◆ **Required work**
Determine the number of lines in the listing below where the string "lamps" occurs; answer with the number alone.

◆ **Source records**
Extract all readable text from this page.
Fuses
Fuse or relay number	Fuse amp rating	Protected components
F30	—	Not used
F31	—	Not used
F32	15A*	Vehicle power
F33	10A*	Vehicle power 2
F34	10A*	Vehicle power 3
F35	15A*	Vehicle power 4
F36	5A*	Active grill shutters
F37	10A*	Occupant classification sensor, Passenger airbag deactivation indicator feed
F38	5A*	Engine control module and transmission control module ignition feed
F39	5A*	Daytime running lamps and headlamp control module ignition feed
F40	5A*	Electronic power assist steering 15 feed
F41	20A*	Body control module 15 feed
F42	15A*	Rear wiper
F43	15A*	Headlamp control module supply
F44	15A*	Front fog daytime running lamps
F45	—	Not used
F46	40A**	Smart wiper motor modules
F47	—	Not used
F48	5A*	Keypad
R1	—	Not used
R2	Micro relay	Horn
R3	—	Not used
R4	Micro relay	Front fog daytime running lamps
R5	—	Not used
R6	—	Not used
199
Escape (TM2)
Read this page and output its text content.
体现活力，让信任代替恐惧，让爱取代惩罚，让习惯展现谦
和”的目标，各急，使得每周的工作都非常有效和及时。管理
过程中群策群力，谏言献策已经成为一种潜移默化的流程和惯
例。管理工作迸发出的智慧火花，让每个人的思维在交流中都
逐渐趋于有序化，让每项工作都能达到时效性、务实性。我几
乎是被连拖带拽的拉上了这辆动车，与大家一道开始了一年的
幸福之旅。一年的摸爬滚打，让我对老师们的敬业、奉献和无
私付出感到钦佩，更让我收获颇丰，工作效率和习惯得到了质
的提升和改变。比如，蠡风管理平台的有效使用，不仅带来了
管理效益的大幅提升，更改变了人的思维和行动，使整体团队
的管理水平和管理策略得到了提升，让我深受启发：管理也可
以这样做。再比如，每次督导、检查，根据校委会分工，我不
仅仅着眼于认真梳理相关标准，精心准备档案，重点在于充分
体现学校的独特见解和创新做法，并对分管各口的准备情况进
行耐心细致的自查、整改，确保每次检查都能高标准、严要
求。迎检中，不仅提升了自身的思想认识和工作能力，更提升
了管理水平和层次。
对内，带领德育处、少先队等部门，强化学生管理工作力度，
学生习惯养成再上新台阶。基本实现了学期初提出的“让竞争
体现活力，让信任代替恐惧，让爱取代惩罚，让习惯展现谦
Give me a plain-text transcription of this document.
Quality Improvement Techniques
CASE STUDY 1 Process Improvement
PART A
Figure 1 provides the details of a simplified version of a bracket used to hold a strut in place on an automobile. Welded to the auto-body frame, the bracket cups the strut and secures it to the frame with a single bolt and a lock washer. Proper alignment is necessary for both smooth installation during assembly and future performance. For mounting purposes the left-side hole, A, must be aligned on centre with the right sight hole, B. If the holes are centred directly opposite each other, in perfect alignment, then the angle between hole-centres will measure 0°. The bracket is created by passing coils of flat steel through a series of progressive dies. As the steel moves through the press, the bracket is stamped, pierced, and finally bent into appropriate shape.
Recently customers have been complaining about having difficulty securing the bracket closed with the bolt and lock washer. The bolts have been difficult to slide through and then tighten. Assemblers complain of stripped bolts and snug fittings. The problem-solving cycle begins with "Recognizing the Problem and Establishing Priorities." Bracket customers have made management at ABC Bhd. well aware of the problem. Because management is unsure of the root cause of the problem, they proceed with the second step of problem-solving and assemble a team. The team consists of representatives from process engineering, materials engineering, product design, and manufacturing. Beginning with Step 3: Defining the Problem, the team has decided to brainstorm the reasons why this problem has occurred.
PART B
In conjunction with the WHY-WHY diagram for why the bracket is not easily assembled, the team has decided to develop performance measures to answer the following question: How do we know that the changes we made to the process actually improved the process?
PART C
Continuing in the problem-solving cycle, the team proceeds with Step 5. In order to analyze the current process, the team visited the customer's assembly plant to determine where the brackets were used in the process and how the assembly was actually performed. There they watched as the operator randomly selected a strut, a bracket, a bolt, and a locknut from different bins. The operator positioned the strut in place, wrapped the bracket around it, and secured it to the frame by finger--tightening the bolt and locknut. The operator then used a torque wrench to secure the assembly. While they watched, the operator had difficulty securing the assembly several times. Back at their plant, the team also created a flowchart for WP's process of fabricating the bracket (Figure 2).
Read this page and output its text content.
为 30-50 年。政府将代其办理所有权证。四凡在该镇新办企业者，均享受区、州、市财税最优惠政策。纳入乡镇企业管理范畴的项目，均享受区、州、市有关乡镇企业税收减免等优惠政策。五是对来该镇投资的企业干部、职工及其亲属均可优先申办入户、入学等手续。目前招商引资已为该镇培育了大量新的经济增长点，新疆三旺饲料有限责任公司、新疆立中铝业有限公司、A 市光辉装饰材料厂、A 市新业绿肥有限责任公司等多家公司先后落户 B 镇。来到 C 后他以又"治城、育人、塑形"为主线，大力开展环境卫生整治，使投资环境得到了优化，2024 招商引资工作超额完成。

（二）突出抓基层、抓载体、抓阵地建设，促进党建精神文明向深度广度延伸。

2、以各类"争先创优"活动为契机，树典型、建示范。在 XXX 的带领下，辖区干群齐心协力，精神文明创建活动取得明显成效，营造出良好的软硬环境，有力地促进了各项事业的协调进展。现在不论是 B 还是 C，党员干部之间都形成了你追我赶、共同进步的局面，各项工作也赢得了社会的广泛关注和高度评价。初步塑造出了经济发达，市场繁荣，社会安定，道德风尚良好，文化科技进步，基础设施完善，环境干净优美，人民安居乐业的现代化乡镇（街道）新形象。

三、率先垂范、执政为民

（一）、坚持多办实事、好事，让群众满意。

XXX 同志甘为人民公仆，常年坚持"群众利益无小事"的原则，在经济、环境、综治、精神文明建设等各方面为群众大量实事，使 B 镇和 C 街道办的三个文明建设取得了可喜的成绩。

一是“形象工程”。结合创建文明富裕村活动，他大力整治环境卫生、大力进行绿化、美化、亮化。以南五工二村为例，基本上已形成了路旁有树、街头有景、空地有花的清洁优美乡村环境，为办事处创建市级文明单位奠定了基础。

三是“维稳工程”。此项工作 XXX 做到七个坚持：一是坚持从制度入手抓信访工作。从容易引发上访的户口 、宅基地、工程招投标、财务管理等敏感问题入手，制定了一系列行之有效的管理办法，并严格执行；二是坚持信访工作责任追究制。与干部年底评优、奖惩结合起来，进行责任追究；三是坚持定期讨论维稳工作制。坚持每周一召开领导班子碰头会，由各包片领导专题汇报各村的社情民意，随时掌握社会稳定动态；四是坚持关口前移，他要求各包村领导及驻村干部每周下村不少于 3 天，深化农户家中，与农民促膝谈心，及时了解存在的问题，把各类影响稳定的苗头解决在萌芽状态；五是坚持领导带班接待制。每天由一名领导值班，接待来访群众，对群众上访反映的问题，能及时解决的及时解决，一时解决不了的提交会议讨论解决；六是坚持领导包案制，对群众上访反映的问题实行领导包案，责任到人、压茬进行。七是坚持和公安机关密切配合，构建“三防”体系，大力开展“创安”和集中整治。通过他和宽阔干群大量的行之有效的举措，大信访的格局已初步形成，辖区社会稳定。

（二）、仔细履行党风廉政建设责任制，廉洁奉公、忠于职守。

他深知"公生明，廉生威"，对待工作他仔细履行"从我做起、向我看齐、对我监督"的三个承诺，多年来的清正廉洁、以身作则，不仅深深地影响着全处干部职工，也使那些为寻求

◆ **Answer to this task**
3